▶ _GIVEN EXERCISE_:
All of the lines below are to be printed again exactly; images are excluded from the output.

▶ _SUPPLIED RECORDS_:
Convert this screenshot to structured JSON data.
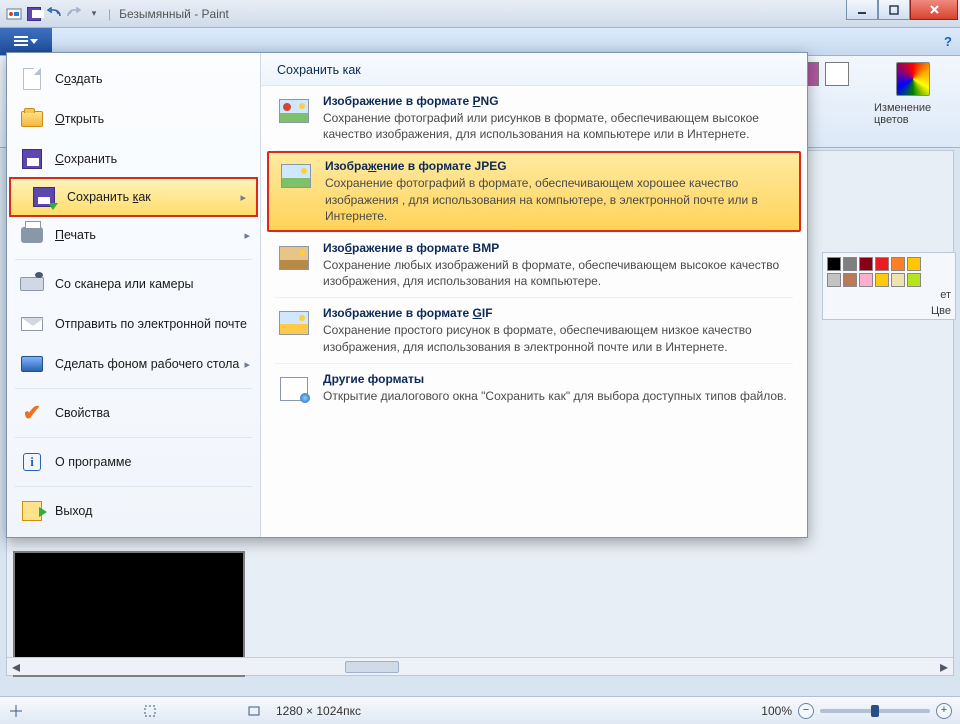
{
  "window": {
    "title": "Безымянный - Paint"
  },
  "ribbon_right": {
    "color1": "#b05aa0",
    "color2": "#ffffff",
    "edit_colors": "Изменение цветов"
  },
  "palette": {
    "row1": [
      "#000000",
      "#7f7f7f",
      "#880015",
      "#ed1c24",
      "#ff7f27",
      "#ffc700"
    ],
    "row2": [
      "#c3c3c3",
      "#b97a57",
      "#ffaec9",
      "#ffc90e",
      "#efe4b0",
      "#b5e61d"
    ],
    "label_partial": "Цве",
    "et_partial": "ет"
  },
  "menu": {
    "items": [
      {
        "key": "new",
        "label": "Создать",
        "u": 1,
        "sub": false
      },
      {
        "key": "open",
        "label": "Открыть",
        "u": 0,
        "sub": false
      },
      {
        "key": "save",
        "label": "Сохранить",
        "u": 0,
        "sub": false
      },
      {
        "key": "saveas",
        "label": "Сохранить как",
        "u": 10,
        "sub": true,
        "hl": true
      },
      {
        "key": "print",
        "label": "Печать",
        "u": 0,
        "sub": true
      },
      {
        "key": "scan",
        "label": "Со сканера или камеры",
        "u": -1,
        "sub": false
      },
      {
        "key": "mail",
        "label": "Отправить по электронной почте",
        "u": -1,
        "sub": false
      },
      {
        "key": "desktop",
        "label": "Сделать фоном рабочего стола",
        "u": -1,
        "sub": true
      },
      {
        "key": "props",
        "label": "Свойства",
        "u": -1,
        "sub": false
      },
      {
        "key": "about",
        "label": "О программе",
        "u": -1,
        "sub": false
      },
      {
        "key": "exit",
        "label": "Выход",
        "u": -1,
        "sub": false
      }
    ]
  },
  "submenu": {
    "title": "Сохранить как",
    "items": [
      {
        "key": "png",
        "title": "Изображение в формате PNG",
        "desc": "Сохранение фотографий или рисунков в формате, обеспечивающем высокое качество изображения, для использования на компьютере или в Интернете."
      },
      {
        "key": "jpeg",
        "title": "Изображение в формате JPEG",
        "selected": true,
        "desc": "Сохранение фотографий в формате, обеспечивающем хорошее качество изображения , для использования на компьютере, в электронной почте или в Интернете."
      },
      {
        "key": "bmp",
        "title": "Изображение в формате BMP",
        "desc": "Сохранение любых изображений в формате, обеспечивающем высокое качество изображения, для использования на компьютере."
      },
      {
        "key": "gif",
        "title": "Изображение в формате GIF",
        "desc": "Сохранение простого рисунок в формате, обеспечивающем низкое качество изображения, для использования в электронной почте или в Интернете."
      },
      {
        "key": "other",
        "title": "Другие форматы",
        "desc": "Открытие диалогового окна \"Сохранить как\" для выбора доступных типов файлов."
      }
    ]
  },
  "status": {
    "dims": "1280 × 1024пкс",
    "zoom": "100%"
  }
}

▶ _CORRECT ANSWER_:
Convert this screenshot to structured JSON data.
{
  "window": {
    "title": "Безымянный - Paint"
  },
  "ribbon_right": {
    "color1": "#b05aa0",
    "color2": "#ffffff",
    "edit_colors": "Изменение цветов"
  },
  "palette": {
    "row1": [
      "#000000",
      "#7f7f7f",
      "#880015",
      "#ed1c24",
      "#ff7f27",
      "#ffc700"
    ],
    "row2": [
      "#c3c3c3",
      "#b97a57",
      "#ffaec9",
      "#ffc90e",
      "#efe4b0",
      "#b5e61d"
    ],
    "label_partial": "Цве",
    "et_partial": "ет"
  },
  "menu": {
    "items": [
      {
        "key": "new",
        "label": "Создать",
        "u": 1,
        "sub": false
      },
      {
        "key": "open",
        "label": "Открыть",
        "u": 0,
        "sub": false
      },
      {
        "key": "save",
        "label": "Сохранить",
        "u": 0,
        "sub": false
      },
      {
        "key": "saveas",
        "label": "Сохранить как",
        "u": 10,
        "sub": true,
        "hl": true
      },
      {
        "key": "print",
        "label": "Печать",
        "u": 0,
        "sub": true
      },
      {
        "key": "scan",
        "label": "Со сканера или камеры",
        "u": -1,
        "sub": false
      },
      {
        "key": "mail",
        "label": "Отправить по электронной почте",
        "u": -1,
        "sub": false
      },
      {
        "key": "desktop",
        "label": "Сделать фоном рабочего стола",
        "u": -1,
        "sub": true
      },
      {
        "key": "props",
        "label": "Свойства",
        "u": -1,
        "sub": false
      },
      {
        "key": "about",
        "label": "О программе",
        "u": -1,
        "sub": false
      },
      {
        "key": "exit",
        "label": "Выход",
        "u": -1,
        "sub": false
      }
    ]
  },
  "submenu": {
    "title": "Сохранить как",
    "items": [
      {
        "key": "png",
        "title": "Изображение в формате PNG",
        "desc": "Сохранение фотографий или рисунков в формате, обеспечивающем высокое качество изображения, для использования на компьютере или в Интернете."
      },
      {
        "key": "jpeg",
        "title": "Изображение в формате JPEG",
        "selected": true,
        "desc": "Сохранение фотографий в формате, обеспечивающем хорошее качество изображения , для использования на компьютере, в электронной почте или в Интернете."
      },
      {
        "key": "bmp",
        "title": "Изображение в формате BMP",
        "desc": "Сохранение любых изображений в формате, обеспечивающем высокое качество изображения, для использования на компьютере."
      },
      {
        "key": "gif",
        "title": "Изображение в формате GIF",
        "desc": "Сохранение простого рисунок в формате, обеспечивающем низкое качество изображения, для использования в электронной почте или в Интернете."
      },
      {
        "key": "other",
        "title": "Другие форматы",
        "desc": "Открытие диалогового окна \"Сохранить как\" для выбора доступных типов файлов."
      }
    ]
  },
  "status": {
    "dims": "1280 × 1024пкс",
    "zoom": "100%"
  }
}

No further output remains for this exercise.